■ What is being asked
Print out the entries below with no edits.

■ Given records

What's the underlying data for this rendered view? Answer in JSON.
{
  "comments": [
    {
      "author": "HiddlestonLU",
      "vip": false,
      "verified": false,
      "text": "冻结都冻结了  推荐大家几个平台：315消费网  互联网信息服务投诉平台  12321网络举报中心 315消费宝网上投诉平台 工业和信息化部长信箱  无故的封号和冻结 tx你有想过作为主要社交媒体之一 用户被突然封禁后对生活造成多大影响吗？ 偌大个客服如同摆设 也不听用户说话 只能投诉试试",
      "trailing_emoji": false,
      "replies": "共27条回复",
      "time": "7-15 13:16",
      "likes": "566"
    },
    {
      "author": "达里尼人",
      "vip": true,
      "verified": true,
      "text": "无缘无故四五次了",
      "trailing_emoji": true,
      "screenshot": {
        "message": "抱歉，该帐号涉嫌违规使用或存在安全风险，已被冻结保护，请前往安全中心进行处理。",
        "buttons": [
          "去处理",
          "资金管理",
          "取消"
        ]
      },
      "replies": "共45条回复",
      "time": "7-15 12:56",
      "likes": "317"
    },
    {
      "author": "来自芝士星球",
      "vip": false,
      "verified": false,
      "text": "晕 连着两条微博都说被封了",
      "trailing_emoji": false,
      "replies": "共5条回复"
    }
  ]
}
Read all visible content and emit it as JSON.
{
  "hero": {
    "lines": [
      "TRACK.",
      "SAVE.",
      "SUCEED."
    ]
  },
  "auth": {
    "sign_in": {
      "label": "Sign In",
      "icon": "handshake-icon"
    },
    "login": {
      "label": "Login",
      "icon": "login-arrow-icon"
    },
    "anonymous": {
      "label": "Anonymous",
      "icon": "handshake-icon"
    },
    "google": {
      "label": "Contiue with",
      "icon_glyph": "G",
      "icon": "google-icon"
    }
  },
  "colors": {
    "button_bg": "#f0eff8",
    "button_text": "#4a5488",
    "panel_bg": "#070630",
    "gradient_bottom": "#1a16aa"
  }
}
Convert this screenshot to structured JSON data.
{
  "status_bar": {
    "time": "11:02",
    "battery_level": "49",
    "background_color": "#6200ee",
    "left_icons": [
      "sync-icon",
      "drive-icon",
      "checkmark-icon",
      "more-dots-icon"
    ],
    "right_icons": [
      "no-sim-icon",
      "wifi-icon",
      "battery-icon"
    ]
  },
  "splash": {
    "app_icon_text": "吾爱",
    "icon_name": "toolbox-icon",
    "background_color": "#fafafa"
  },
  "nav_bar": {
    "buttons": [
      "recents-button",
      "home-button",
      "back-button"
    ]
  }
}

■ Response for this exercise
What's the underlying data for this rendered view? Answer in JSON.
{
  "comments": [
    {
      "author": "HiddlestonLU",
      "vip": false,
      "verified": false,
      "text": "冻结都冻结了  推荐大家几个平台：315消费网  互联网信息服务投诉平台  12321网络举报中心 315消费宝网上投诉平台 工业和信息化部长信箱  无故的封号和冻结 tx你有想过作为主要社交媒体之一 用户被突然封禁后对生活造成多大影响吗？ 偌大个客服如同摆设 也不听用户说话 只能投诉试试",
      "trailing_emoji": false,
      "replies": "共27条回复",
      "time": "7-15 13:16",
      "likes": "566"
    },
    {
      "author": "达里尼人",
      "vip": true,
      "verified": true,
      "text": "无缘无故四五次了",
      "trailing_emoji": true,
      "screenshot": {
        "message": "抱歉，该帐号涉嫌违规使用或存在安全风险，已被冻结保护，请前往安全中心进行处理。",
        "buttons": [
          "去处理",
          "资金管理",
          "取消"
        ]
      },
      "replies": "共45条回复",
      "time": "7-15 12:56",
      "likes": "317"
    },
    {
      "author": "来自芝士星球",
      "vip": false,
      "verified": false,
      "text": "晕 连着两条微博都说被封了",
      "trailing_emoji": false,
      "replies": "共5条回复"
    }
  ]
}
Read all visible content and emit it as JSON.
{
  "hero": {
    "lines": [
      "TRACK.",
      "SAVE.",
      "SUCEED."
    ]
  },
  "auth": {
    "sign_in": {
      "label": "Sign In",
      "icon": "handshake-icon"
    },
    "login": {
      "label": "Login",
      "icon": "login-arrow-icon"
    },
    "anonymous": {
      "label": "Anonymous",
      "icon": "handshake-icon"
    },
    "google": {
      "label": "Contiue with",
      "icon_glyph": "G",
      "icon": "google-icon"
    }
  },
  "colors": {
    "button_bg": "#f0eff8",
    "button_text": "#4a5488",
    "panel_bg": "#070630",
    "gradient_bottom": "#1a16aa"
  }
}
Convert this screenshot to structured JSON data.
{
  "status_bar": {
    "time": "11:02",
    "battery_level": "49",
    "background_color": "#6200ee",
    "left_icons": [
      "sync-icon",
      "drive-icon",
      "checkmark-icon",
      "more-dots-icon"
    ],
    "right_icons": [
      "no-sim-icon",
      "wifi-icon",
      "battery-icon"
    ]
  },
  "splash": {
    "app_icon_text": "吾爱",
    "icon_name": "toolbox-icon",
    "background_color": "#fafafa"
  },
  "nav_bar": {
    "buttons": [
      "recents-button",
      "home-button",
      "back-button"
    ]
  }
}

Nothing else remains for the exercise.